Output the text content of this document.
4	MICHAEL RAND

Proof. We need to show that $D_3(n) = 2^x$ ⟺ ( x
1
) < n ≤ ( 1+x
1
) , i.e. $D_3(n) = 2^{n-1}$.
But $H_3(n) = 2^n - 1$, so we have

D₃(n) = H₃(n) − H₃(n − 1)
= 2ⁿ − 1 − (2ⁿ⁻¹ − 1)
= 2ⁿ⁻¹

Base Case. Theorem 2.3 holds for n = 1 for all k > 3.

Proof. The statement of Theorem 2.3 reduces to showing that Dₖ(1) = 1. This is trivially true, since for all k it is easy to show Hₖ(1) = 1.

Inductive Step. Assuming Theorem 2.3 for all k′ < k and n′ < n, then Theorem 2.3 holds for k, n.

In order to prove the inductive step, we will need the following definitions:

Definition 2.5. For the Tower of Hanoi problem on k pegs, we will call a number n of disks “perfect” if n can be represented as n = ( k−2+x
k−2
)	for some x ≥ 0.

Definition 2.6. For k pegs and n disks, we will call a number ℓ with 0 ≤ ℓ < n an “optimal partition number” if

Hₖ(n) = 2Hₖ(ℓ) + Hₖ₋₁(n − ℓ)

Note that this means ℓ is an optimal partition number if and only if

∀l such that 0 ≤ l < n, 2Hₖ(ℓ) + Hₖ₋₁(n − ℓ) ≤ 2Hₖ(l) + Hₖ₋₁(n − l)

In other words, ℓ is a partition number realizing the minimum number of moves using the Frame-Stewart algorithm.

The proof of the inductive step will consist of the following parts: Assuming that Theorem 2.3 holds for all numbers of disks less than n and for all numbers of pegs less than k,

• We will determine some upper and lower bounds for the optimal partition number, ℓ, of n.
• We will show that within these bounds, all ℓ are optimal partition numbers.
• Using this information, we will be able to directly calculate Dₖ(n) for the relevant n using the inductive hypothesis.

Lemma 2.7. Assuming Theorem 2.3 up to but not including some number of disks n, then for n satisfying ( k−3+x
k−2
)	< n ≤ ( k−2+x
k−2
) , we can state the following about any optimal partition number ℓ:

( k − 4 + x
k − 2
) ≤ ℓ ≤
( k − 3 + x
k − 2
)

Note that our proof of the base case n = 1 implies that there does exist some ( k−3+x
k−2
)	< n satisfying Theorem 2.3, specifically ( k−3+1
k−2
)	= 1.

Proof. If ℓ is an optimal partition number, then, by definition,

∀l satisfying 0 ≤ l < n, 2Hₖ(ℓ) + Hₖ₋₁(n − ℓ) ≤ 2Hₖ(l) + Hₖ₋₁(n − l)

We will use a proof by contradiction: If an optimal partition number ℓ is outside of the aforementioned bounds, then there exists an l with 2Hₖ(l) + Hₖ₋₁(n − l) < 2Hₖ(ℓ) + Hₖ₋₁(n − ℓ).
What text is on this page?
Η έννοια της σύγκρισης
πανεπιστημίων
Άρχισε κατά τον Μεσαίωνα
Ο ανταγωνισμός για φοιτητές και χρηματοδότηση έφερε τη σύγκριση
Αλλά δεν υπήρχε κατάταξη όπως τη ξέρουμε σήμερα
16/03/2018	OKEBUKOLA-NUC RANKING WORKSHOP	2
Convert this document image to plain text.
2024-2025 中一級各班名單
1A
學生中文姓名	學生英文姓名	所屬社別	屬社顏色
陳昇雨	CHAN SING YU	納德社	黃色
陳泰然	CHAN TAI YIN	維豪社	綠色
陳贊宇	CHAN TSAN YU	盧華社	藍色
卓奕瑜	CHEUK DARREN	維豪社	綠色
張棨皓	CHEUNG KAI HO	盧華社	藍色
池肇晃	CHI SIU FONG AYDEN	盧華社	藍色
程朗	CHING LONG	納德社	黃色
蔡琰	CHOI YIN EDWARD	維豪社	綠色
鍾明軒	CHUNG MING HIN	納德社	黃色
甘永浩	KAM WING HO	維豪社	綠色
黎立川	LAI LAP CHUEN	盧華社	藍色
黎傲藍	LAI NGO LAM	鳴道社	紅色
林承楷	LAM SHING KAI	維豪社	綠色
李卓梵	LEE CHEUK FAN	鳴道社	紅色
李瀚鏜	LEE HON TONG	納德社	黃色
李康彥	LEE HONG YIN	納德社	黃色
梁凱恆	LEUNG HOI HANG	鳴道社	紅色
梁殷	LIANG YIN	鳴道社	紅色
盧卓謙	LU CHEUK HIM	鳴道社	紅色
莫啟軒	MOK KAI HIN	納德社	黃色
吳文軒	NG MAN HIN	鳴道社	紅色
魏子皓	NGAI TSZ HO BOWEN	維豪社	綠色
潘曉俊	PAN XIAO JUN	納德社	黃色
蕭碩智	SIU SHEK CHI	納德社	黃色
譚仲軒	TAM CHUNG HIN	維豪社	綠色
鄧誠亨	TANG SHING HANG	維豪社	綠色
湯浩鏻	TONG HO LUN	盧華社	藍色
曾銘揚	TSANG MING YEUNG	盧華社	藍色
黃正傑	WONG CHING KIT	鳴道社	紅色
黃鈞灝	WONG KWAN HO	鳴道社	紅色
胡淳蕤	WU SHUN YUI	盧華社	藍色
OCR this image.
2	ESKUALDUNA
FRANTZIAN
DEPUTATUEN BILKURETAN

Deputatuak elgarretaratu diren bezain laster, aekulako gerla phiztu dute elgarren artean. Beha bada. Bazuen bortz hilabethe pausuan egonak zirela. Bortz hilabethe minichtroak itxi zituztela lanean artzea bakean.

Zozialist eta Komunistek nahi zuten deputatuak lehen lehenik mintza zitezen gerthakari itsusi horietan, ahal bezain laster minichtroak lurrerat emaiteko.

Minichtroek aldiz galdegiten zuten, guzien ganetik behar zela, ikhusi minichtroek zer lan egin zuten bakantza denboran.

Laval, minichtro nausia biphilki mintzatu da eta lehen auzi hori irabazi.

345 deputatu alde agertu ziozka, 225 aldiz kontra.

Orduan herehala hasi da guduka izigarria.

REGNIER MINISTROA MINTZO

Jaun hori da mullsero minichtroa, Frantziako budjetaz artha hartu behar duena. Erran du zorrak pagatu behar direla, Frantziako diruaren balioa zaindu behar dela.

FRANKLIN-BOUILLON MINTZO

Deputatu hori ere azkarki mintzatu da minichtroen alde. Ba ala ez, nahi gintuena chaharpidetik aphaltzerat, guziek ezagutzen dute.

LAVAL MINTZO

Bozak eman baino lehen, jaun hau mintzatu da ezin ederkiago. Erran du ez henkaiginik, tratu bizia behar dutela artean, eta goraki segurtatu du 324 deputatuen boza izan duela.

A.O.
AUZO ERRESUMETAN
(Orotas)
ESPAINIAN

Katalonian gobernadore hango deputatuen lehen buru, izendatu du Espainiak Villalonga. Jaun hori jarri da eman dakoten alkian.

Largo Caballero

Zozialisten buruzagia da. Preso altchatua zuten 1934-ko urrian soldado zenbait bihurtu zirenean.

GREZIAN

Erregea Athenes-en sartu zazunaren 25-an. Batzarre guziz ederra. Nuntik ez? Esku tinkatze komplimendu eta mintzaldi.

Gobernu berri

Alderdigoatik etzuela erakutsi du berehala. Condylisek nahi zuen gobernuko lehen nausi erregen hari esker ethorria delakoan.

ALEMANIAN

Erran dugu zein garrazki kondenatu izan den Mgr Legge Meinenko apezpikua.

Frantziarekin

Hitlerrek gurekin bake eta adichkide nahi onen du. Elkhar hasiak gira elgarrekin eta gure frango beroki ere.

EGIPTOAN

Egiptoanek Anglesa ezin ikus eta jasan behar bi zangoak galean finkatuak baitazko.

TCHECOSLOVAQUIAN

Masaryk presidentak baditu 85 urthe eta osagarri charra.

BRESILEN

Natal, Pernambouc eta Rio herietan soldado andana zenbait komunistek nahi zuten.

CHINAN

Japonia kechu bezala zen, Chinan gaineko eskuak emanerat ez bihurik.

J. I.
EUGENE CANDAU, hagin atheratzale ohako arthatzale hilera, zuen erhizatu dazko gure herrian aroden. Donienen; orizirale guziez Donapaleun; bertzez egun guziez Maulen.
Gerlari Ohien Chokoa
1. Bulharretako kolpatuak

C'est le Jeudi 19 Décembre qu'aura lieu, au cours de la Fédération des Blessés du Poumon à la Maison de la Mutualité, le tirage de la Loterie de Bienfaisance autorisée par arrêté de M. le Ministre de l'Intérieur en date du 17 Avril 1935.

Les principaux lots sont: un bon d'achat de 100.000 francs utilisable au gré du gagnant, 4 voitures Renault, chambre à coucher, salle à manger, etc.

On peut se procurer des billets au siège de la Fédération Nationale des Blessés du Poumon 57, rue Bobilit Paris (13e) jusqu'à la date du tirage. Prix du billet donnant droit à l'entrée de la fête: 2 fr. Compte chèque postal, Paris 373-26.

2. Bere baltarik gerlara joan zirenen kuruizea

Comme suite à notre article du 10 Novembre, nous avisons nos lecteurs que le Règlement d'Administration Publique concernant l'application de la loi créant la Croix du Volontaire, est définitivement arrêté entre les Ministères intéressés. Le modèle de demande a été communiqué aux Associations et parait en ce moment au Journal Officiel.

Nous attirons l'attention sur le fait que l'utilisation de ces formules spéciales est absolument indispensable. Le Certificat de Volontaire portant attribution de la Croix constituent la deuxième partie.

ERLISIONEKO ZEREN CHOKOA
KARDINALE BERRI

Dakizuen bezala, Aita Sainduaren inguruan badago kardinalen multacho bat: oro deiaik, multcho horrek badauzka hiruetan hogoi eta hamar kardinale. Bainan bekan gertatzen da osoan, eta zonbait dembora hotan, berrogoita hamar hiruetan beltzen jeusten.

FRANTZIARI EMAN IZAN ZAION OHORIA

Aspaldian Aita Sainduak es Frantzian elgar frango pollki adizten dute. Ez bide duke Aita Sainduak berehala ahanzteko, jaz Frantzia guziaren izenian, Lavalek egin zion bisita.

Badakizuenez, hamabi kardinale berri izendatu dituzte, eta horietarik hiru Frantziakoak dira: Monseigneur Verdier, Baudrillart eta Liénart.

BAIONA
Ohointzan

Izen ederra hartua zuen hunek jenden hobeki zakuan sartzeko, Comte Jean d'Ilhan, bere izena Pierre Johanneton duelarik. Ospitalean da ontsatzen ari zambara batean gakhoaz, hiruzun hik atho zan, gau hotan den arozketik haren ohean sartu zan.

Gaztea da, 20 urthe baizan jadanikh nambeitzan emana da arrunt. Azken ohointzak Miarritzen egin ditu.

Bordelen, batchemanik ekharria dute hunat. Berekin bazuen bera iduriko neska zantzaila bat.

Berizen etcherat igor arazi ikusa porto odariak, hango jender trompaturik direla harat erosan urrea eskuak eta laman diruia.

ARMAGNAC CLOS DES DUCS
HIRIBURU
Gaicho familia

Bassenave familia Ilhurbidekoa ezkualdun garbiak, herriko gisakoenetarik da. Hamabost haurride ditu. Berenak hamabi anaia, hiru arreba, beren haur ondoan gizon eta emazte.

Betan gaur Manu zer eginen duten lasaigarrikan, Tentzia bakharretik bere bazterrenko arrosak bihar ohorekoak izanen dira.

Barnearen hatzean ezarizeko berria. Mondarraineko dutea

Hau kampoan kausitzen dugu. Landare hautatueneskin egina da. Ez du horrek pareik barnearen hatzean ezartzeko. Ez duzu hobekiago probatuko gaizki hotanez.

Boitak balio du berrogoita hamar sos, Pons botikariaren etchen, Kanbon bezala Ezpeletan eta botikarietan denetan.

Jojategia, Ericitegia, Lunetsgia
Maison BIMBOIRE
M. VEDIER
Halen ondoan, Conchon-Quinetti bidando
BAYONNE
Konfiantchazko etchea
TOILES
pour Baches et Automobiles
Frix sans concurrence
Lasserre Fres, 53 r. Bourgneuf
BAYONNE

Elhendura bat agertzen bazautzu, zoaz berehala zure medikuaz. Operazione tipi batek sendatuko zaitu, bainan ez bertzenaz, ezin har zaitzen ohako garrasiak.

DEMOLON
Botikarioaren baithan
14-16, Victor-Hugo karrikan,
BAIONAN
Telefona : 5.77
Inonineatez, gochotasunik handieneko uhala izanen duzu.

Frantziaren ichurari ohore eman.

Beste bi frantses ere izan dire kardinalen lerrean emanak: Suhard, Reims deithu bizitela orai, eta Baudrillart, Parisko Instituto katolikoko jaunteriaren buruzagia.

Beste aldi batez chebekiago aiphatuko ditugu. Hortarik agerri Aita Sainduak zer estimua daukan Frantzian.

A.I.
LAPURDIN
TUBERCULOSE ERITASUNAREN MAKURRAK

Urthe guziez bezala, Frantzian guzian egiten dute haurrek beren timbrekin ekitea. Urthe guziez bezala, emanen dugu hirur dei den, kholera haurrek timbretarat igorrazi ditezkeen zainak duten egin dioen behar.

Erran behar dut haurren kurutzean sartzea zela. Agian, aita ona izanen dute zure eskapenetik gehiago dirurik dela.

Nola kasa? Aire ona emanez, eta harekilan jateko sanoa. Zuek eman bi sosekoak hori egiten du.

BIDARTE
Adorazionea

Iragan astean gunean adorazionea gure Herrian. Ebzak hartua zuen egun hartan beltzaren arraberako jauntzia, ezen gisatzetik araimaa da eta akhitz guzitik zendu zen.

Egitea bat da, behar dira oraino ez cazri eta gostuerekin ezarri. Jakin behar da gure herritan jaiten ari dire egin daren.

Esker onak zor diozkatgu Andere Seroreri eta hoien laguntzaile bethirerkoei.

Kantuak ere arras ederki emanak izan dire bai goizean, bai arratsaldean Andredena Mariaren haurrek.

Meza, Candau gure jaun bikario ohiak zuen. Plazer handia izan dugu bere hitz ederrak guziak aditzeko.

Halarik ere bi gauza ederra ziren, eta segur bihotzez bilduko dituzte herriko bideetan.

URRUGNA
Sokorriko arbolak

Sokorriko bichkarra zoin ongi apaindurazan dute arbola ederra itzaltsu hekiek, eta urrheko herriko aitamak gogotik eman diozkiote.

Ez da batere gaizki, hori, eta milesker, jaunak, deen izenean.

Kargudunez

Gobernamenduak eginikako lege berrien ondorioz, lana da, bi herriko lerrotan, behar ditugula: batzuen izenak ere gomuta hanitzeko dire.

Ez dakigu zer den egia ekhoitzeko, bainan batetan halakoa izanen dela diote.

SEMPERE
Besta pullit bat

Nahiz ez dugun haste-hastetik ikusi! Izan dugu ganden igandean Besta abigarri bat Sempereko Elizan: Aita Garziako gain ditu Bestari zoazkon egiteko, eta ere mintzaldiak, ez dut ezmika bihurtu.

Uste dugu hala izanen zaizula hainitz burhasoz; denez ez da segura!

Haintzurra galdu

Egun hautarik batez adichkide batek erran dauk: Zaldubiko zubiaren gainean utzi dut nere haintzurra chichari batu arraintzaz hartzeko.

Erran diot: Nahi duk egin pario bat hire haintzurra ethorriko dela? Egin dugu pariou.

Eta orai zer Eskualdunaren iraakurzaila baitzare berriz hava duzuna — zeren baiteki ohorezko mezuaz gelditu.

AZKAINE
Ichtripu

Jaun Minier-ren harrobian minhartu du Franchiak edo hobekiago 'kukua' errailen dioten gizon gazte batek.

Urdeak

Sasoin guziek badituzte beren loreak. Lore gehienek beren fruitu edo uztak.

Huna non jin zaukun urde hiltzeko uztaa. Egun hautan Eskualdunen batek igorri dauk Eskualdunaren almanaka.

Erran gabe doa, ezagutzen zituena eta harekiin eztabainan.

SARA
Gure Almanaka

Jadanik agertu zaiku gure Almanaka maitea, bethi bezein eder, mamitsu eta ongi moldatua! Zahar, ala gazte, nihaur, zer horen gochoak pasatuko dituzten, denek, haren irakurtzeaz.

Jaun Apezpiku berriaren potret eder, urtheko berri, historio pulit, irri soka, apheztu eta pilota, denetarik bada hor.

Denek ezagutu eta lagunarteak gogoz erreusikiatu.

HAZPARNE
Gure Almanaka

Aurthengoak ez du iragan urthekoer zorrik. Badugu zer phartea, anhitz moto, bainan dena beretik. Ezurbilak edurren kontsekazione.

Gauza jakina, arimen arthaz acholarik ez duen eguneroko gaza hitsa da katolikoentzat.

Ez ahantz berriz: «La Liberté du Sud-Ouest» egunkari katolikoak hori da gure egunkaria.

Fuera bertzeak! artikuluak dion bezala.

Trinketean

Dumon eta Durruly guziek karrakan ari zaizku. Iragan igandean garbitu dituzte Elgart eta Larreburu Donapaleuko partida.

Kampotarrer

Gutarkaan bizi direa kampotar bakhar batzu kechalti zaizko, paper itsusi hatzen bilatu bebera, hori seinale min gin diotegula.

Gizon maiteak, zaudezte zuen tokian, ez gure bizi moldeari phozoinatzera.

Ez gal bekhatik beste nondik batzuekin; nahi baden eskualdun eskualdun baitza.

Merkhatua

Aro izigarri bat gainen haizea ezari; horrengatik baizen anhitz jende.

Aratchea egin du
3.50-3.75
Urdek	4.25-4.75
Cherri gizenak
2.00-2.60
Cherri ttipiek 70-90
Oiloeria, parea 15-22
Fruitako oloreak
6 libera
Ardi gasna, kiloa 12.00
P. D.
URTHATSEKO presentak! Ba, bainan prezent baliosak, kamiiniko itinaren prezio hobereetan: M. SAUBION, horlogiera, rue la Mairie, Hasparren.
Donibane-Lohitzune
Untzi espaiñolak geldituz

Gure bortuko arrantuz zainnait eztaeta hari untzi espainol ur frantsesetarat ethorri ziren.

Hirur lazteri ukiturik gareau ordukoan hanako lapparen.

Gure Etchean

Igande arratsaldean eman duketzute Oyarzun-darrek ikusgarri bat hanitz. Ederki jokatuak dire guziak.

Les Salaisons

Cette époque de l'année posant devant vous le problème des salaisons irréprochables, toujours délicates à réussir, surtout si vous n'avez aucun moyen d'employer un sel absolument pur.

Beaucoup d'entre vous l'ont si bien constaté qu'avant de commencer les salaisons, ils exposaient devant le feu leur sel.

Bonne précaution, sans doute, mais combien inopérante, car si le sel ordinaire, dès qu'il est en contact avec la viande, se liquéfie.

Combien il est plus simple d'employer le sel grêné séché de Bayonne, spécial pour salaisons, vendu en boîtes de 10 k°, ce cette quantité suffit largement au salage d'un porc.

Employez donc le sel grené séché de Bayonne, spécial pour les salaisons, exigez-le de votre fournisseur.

----------------

| WORK TO DO |
Determine the count of lines in the data above with the string "CHUNG" in them, and give that count alone.

| EXERCISE SOLUTION |
2